## The request
Scan the data. Collect each line that contains the word "ocean".

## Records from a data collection
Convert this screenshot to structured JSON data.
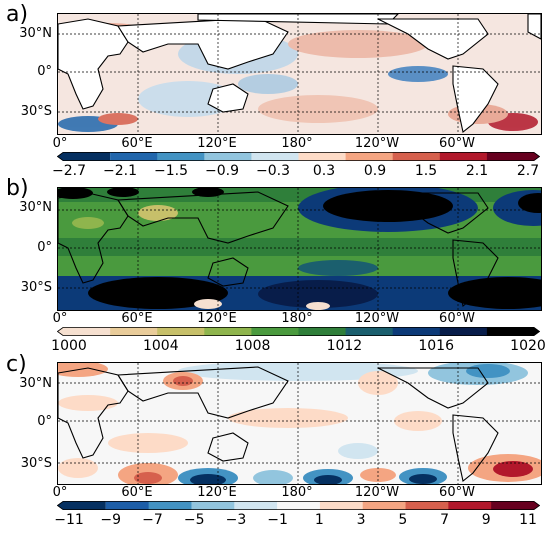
{
  "panels": [
    {
      "letter": "a)",
      "lat_labels": [
        "30°N",
        "0°",
        "30°S"
      ],
      "lon_labels": [
        "0°",
        "60°E",
        "120°E",
        "180°",
        "120°W",
        "60°W"
      ],
      "colorbar": {
        "colors": [
          "#053061",
          "#2166ac",
          "#4393c3",
          "#92c5de",
          "#d1e5f0",
          "#fddbc7",
          "#f4a582",
          "#d6604d",
          "#b2182b",
          "#67001f"
        ],
        "labels": [
          "−2.7",
          "−2.1",
          "−1.5",
          "−0.9",
          "−0.3",
          "0.3",
          "0.9",
          "1.5",
          "2.1",
          "2.7"
        ]
      }
    },
    {
      "letter": "b)",
      "lat_labels": [
        "30°N",
        "0°",
        "30°S"
      ],
      "lon_labels": [
        "0°",
        "60°E",
        "120°E",
        "180°",
        "120°W",
        "60°W"
      ],
      "colorbar": {
        "colors": [
          "#f6e0d0",
          "#e9cc9a",
          "#c7c06a",
          "#8fb54d",
          "#4a9a3e",
          "#2f7f3a",
          "#1b5f6e",
          "#0c3a78",
          "#081d4a",
          "#000000"
        ],
        "labels": [
          "1000",
          "1004",
          "1008",
          "1012",
          "1016",
          "1020"
        ]
      }
    },
    {
      "letter": "c)",
      "lat_labels": [
        "30°N",
        "0°",
        "30°S"
      ],
      "lon_labels": [
        "0°",
        "60°E",
        "120°E",
        "180°",
        "120°W",
        "60°W"
      ],
      "colorbar": {
        "colors": [
          "#053061",
          "#1d5ea8",
          "#4393c3",
          "#92c5de",
          "#d1e5f0",
          "#f7f7f7",
          "#fddbc7",
          "#f4a582",
          "#d6604d",
          "#b2182b",
          "#67001f"
        ],
        "labels": [
          "−11",
          "−9",
          "−7",
          "−5",
          "−3",
          "−1",
          "1",
          "3",
          "5",
          "7",
          "9",
          "11"
        ]
      }
    }
  ],
  "map_fill": {
    "a": {
      "ocean": "#f3e4de",
      "warm": "#e8a08c",
      "cool": "#a9c9e2",
      "hot": "#b2182b",
      "cold": "#2166ac"
    },
    "b": {
      "ocean": "#4a9a3e",
      "dark": "#000000",
      "navy": "#0c3a78",
      "teal": "#1b5f6e",
      "light": "#c7c06a"
    },
    "c": {
      "ocean": "#f7f7f7",
      "red": "#d6604d",
      "pink": "#fddbc7",
      "blue": "#4393c3",
      "navy": "#053061"
    }
  }
}
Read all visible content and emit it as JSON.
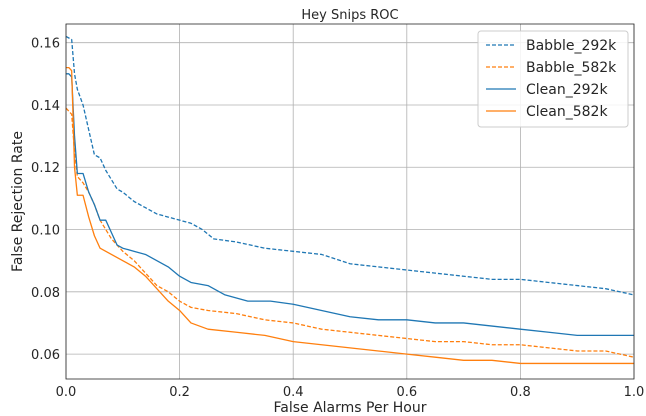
{
  "chart_data": {
    "type": "line",
    "title": "Hey Snips ROC",
    "xlabel": "False Alarms Per Hour",
    "ylabel": "False Rejection Rate",
    "xlim": [
      0,
      1.0
    ],
    "ylim": [
      0.052,
      0.166
    ],
    "xticks": [
      0.0,
      0.2,
      0.4,
      0.6,
      0.8,
      1.0
    ],
    "xtick_labels": [
      "0.0",
      "0.2",
      "0.4",
      "0.6",
      "0.8",
      "1.0"
    ],
    "yticks": [
      0.06,
      0.08,
      0.1,
      0.12,
      0.14,
      0.16
    ],
    "ytick_labels": [
      "0.06",
      "0.08",
      "0.10",
      "0.12",
      "0.14",
      "0.16"
    ],
    "grid": true,
    "legend_position": "top-right",
    "series": [
      {
        "name": "Babble_292k",
        "color": "#1f77b4",
        "linestyle": "dashed",
        "x": [
          0.0,
          0.01,
          0.015,
          0.02,
          0.03,
          0.04,
          0.05,
          0.06,
          0.07,
          0.08,
          0.09,
          0.1,
          0.12,
          0.14,
          0.16,
          0.18,
          0.2,
          0.22,
          0.24,
          0.26,
          0.3,
          0.35,
          0.4,
          0.45,
          0.5,
          0.55,
          0.6,
          0.65,
          0.7,
          0.75,
          0.8,
          0.85,
          0.9,
          0.95,
          1.0
        ],
        "y": [
          0.162,
          0.161,
          0.15,
          0.145,
          0.14,
          0.132,
          0.124,
          0.123,
          0.119,
          0.116,
          0.113,
          0.112,
          0.109,
          0.107,
          0.105,
          0.104,
          0.103,
          0.102,
          0.1,
          0.097,
          0.096,
          0.094,
          0.093,
          0.092,
          0.089,
          0.088,
          0.087,
          0.086,
          0.085,
          0.084,
          0.084,
          0.083,
          0.082,
          0.081,
          0.079
        ]
      },
      {
        "name": "Babble_582k",
        "color": "#ff7f0e",
        "linestyle": "dashed",
        "x": [
          0.0,
          0.01,
          0.015,
          0.02,
          0.03,
          0.04,
          0.05,
          0.06,
          0.07,
          0.08,
          0.1,
          0.12,
          0.14,
          0.16,
          0.18,
          0.2,
          0.22,
          0.25,
          0.3,
          0.35,
          0.4,
          0.45,
          0.5,
          0.55,
          0.6,
          0.65,
          0.7,
          0.75,
          0.8,
          0.85,
          0.9,
          0.95,
          1.0
        ],
        "y": [
          0.139,
          0.137,
          0.125,
          0.117,
          0.115,
          0.112,
          0.108,
          0.103,
          0.1,
          0.097,
          0.093,
          0.09,
          0.086,
          0.082,
          0.08,
          0.077,
          0.075,
          0.074,
          0.073,
          0.071,
          0.07,
          0.068,
          0.067,
          0.066,
          0.065,
          0.064,
          0.064,
          0.063,
          0.063,
          0.062,
          0.061,
          0.061,
          0.059
        ]
      },
      {
        "name": "Clean_292k",
        "color": "#1f77b4",
        "linestyle": "solid",
        "x": [
          0.0,
          0.005,
          0.01,
          0.015,
          0.02,
          0.03,
          0.04,
          0.05,
          0.06,
          0.07,
          0.08,
          0.09,
          0.1,
          0.12,
          0.14,
          0.16,
          0.18,
          0.2,
          0.22,
          0.25,
          0.28,
          0.32,
          0.36,
          0.4,
          0.45,
          0.5,
          0.55,
          0.6,
          0.65,
          0.7,
          0.75,
          0.8,
          0.85,
          0.9,
          0.95,
          1.0
        ],
        "y": [
          0.15,
          0.15,
          0.149,
          0.13,
          0.118,
          0.118,
          0.112,
          0.108,
          0.103,
          0.103,
          0.099,
          0.095,
          0.094,
          0.093,
          0.092,
          0.09,
          0.088,
          0.085,
          0.083,
          0.082,
          0.079,
          0.077,
          0.077,
          0.076,
          0.074,
          0.072,
          0.071,
          0.071,
          0.07,
          0.07,
          0.069,
          0.068,
          0.067,
          0.066,
          0.066,
          0.066
        ]
      },
      {
        "name": "Clean_582k",
        "color": "#ff7f0e",
        "linestyle": "solid",
        "x": [
          0.0,
          0.005,
          0.01,
          0.015,
          0.02,
          0.03,
          0.04,
          0.05,
          0.06,
          0.07,
          0.08,
          0.1,
          0.12,
          0.14,
          0.16,
          0.18,
          0.2,
          0.22,
          0.25,
          0.3,
          0.35,
          0.4,
          0.45,
          0.5,
          0.55,
          0.6,
          0.65,
          0.7,
          0.75,
          0.8,
          0.85,
          0.9,
          0.95,
          1.0
        ],
        "y": [
          0.152,
          0.152,
          0.151,
          0.12,
          0.111,
          0.111,
          0.104,
          0.098,
          0.094,
          0.093,
          0.092,
          0.09,
          0.088,
          0.085,
          0.081,
          0.077,
          0.074,
          0.07,
          0.068,
          0.067,
          0.066,
          0.064,
          0.063,
          0.062,
          0.061,
          0.06,
          0.059,
          0.058,
          0.058,
          0.057,
          0.057,
          0.057,
          0.057,
          0.057
        ]
      }
    ]
  }
}
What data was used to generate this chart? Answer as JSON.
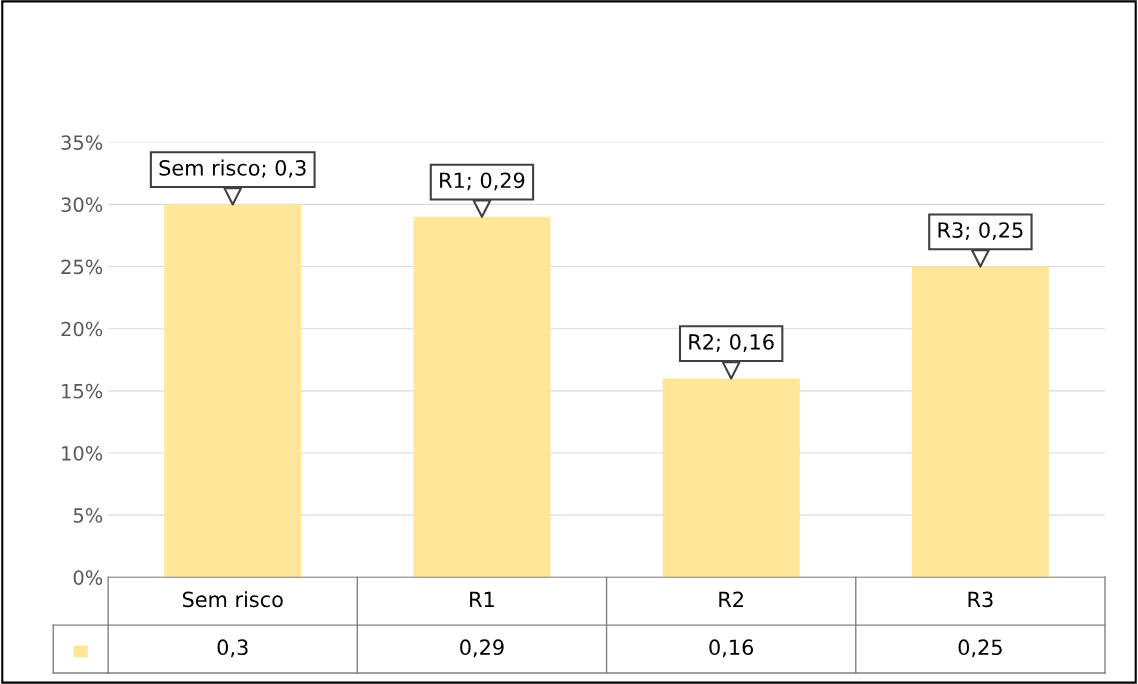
{
  "chart_data": {
    "type": "bar",
    "categories": [
      "Sem risco",
      "R1",
      "R2",
      "R3"
    ],
    "values": [
      0.3,
      0.29,
      0.16,
      0.25
    ],
    "color": "#ffe699",
    "value_labels": [
      "Sem risco; 0,3",
      "R1; 0,29",
      "R2; 0,16",
      "R3; 0,25"
    ],
    "annotations": [
      "0,3",
      "0,29",
      "0,16",
      "0,25"
    ],
    "ylim": [
      0,
      0.35
    ],
    "yticks": [
      {
        "value": 0,
        "label": "0%"
      },
      {
        "value": 0.05,
        "label": "5%"
      },
      {
        "value": 0.1,
        "label": "10%"
      },
      {
        "value": 0.15,
        "label": "15%"
      },
      {
        "value": 0.2,
        "label": "20%"
      },
      {
        "value": 0.25,
        "label": "25%"
      },
      {
        "value": 0.3,
        "label": "30%"
      },
      {
        "value": 0.35,
        "label": "35%"
      }
    ],
    "grid": "y",
    "legend": false
  }
}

## Exercise answer
      "ocean": "#f3e4de",
      "ocean": "#4a9a3e",
      "ocean": "#f7f7f7",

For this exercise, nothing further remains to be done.